— start EXERCISE INPUTS —

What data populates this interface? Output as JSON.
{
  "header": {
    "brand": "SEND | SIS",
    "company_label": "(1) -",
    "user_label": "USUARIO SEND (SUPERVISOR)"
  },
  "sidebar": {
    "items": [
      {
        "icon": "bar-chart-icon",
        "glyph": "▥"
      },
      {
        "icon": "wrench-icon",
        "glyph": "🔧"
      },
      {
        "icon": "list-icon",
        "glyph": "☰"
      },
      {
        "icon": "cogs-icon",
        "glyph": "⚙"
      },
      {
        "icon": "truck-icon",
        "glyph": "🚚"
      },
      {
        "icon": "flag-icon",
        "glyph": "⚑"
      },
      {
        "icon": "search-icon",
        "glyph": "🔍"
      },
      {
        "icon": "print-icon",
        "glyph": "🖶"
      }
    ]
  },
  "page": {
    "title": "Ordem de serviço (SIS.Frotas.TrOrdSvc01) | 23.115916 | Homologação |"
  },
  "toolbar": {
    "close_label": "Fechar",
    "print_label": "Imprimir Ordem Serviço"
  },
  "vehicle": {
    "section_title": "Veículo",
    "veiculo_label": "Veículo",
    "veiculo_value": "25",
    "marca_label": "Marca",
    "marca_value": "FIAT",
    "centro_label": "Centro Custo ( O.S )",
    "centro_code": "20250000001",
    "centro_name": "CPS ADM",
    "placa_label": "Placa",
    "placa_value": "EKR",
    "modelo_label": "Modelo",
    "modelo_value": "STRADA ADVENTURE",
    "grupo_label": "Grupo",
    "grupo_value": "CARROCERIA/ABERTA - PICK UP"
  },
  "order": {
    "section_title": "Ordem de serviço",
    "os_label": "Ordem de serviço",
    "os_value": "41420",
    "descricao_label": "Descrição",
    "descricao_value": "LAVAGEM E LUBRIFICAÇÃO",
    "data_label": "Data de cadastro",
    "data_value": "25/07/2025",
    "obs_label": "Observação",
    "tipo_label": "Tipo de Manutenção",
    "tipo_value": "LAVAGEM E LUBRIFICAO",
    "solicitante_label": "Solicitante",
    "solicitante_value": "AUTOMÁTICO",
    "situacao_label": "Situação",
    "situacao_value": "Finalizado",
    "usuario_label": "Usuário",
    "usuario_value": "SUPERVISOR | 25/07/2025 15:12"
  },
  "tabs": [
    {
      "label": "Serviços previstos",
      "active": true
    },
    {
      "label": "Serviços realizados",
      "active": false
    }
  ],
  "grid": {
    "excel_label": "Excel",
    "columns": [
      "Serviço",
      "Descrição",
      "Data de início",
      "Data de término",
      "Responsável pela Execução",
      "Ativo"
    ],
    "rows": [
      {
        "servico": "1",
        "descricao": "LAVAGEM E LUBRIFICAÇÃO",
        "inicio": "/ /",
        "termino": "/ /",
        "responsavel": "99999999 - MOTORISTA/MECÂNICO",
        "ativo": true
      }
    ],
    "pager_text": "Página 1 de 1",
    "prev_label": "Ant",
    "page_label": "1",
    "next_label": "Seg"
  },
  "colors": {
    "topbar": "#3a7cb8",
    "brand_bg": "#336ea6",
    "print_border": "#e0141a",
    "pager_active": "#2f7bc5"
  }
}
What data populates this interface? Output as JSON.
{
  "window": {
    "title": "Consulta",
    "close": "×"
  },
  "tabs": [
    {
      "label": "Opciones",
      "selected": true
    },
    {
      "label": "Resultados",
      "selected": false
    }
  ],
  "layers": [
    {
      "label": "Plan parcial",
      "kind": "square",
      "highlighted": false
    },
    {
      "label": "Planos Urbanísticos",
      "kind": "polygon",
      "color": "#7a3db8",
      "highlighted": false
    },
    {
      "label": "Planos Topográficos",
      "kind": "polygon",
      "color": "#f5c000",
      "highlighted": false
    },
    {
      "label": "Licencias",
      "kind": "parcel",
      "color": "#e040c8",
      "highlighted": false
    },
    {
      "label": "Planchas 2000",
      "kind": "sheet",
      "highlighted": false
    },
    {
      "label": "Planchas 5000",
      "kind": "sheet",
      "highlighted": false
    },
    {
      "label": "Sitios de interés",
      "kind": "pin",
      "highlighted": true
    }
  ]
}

— end EXERCISE INPUTS —

§ GIVEN PROBLEM: Read through the entries and copy every line that includes "SEND".

§ COMPLETED EXERCISE:
    "brand": "SEND | SIS",
    "user_label": "USUARIO SEND (SUPERVISOR)"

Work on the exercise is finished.